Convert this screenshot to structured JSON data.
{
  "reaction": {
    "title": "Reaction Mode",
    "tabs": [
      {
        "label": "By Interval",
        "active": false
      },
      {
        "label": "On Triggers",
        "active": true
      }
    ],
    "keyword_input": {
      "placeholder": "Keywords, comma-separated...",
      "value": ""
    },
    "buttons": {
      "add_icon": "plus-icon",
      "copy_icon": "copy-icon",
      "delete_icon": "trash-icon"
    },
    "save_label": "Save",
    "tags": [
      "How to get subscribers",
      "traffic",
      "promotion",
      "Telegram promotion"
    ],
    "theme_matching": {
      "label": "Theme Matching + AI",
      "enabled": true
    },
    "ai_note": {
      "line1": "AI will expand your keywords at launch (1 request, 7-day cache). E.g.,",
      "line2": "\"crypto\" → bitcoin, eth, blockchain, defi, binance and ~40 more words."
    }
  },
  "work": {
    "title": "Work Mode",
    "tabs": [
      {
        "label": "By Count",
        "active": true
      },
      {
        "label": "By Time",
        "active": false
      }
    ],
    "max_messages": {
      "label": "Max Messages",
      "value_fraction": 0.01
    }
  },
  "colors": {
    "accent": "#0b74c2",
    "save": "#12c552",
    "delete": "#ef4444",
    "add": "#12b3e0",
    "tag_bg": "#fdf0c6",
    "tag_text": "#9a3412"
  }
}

☆ ☆ ☆ ☆ ☆

## [EXERCISE INSTRUCTIONS]
Return the listing above in its exact form.

## [FULL OUTPUT]
Convert this screenshot to structured JSON data.
{
  "reaction": {
    "title": "Reaction Mode",
    "tabs": [
      {
        "label": "By Interval",
        "active": false
      },
      {
        "label": "On Triggers",
        "active": true
      }
    ],
    "keyword_input": {
      "placeholder": "Keywords, comma-separated...",
      "value": ""
    },
    "buttons": {
      "add_icon": "plus-icon",
      "copy_icon": "copy-icon",
      "delete_icon": "trash-icon"
    },
    "save_label": "Save",
    "tags": [
      "How to get subscribers",
      "traffic",
      "promotion",
      "Telegram promotion"
    ],
    "theme_matching": {
      "label": "Theme Matching + AI",
      "enabled": true
    },
    "ai_note": {
      "line1": "AI will expand your keywords at launch (1 request, 7-day cache). E.g.,",
      "line2": "\"crypto\" → bitcoin, eth, blockchain, defi, binance and ~40 more words."
    }
  },
  "work": {
    "title": "Work Mode",
    "tabs": [
      {
        "label": "By Count",
        "active": true
      },
      {
        "label": "By Time",
        "active": false
      }
    ],
    "max_messages": {
      "label": "Max Messages",
      "value_fraction": 0.01
    }
  },
  "colors": {
    "accent": "#0b74c2",
    "save": "#12c552",
    "delete": "#ef4444",
    "add": "#12b3e0",
    "tag_bg": "#fdf0c6",
    "tag_text": "#9a3412"
  }
}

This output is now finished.